SET EXERCISE. Could you write out every entry exactly as it stands?

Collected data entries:
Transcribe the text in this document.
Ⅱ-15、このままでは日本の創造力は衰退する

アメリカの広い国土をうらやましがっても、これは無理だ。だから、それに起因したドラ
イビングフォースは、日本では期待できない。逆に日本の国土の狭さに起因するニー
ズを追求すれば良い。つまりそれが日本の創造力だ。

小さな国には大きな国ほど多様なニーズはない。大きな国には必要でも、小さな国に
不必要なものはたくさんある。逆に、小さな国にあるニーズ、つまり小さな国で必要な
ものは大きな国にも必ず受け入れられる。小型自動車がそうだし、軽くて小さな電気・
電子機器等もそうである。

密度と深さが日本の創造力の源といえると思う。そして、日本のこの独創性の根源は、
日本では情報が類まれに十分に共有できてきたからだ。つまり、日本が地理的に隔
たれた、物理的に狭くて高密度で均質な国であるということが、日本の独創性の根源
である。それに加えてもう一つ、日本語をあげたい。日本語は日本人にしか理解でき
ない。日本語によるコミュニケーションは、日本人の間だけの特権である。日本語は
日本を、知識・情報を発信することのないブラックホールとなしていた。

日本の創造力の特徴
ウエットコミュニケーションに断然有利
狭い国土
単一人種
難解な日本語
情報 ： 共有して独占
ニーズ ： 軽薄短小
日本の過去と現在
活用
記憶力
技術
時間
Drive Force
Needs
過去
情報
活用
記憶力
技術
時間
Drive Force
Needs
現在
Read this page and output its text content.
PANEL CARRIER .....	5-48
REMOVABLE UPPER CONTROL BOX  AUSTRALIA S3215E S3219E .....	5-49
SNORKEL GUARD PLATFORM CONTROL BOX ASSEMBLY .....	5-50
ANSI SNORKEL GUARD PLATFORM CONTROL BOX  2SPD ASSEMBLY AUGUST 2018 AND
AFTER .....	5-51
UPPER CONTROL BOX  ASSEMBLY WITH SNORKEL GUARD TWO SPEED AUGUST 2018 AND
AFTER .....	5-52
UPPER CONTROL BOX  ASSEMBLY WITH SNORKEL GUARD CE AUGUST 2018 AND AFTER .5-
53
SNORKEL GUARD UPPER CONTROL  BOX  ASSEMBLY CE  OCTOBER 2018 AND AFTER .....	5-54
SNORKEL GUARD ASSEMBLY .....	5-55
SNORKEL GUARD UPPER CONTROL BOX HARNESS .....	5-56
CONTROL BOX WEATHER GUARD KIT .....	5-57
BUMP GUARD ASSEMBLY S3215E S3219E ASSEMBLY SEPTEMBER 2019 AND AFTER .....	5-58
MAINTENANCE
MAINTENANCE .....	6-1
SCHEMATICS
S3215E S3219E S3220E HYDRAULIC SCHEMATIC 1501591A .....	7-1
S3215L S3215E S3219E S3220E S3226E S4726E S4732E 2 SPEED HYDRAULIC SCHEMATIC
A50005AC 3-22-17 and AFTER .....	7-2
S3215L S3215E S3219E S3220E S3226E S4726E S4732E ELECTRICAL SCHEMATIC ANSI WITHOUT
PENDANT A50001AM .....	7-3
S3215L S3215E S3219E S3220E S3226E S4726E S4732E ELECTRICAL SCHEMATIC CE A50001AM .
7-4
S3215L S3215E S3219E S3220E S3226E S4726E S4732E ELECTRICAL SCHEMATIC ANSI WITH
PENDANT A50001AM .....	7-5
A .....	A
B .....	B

ANSWER FOR THIS EXERCISE.
Transcribe the text in this document.
Ⅱ-15、このままでは日本の創造力は衰退する

アメリカの広い国土をうらやましがっても、これは無理だ。だから、それに起因したドラ
イビングフォースは、日本では期待できない。逆に日本の国土の狭さに起因するニー
ズを追求すれば良い。つまりそれが日本の創造力だ。

小さな国には大きな国ほど多様なニーズはない。大きな国には必要でも、小さな国に
不必要なものはたくさんある。逆に、小さな国にあるニーズ、つまり小さな国で必要な
ものは大きな国にも必ず受け入れられる。小型自動車がそうだし、軽くて小さな電気・
電子機器等もそうである。

密度と深さが日本の創造力の源といえると思う。そして、日本のこの独創性の根源は、
日本では情報が類まれに十分に共有できてきたからだ。つまり、日本が地理的に隔
たれた、物理的に狭くて高密度で均質な国であるということが、日本の独創性の根源
である。それに加えてもう一つ、日本語をあげたい。日本語は日本人にしか理解でき
ない。日本語によるコミュニケーションは、日本人の間だけの特権である。日本語は
日本を、知識・情報を発信することのないブラックホールとなしていた。

日本の創造力の特徴
ウエットコミュニケーションに断然有利
狭い国土
単一人種
難解な日本語
情報 ： 共有して独占
ニーズ ： 軽薄短小
日本の過去と現在
活用
記憶力
技術
時間
Drive Force
Needs
過去
情報
活用
記憶力
技術
時間
Drive Force
Needs
現在
Read this page and output its text content.
PANEL CARRIER .....	5-48
REMOVABLE UPPER CONTROL BOX  AUSTRALIA S3215E S3219E .....	5-49
SNORKEL GUARD PLATFORM CONTROL BOX ASSEMBLY .....	5-50
ANSI SNORKEL GUARD PLATFORM CONTROL BOX  2SPD ASSEMBLY AUGUST 2018 AND
AFTER .....	5-51
UPPER CONTROL BOX  ASSEMBLY WITH SNORKEL GUARD TWO SPEED AUGUST 2018 AND
AFTER .....	5-52
UPPER CONTROL BOX  ASSEMBLY WITH SNORKEL GUARD CE AUGUST 2018 AND AFTER .5-
53
SNORKEL GUARD UPPER CONTROL  BOX  ASSEMBLY CE  OCTOBER 2018 AND AFTER .....	5-54
SNORKEL GUARD ASSEMBLY .....	5-55
SNORKEL GUARD UPPER CONTROL BOX HARNESS .....	5-56
CONTROL BOX WEATHER GUARD KIT .....	5-57
BUMP GUARD ASSEMBLY S3215E S3219E ASSEMBLY SEPTEMBER 2019 AND AFTER .....	5-58
MAINTENANCE
MAINTENANCE .....	6-1
SCHEMATICS
S3215E S3219E S3220E HYDRAULIC SCHEMATIC 1501591A .....	7-1
S3215L S3215E S3219E S3220E S3226E S4726E S4732E 2 SPEED HYDRAULIC SCHEMATIC
A50005AC 3-22-17 and AFTER .....	7-2
S3215L S3215E S3219E S3220E S3226E S4726E S4732E ELECTRICAL SCHEMATIC ANSI WITHOUT
PENDANT A50001AM .....	7-3
S3215L S3215E S3219E S3220E S3226E S4726E S4732E ELECTRICAL SCHEMATIC CE A50001AM .
7-4
S3215L S3215E S3219E S3220E S3226E S4726E S4732E ELECTRICAL SCHEMATIC ANSI WITH
PENDANT A50001AM .....	7-5
A .....	A
B .....	B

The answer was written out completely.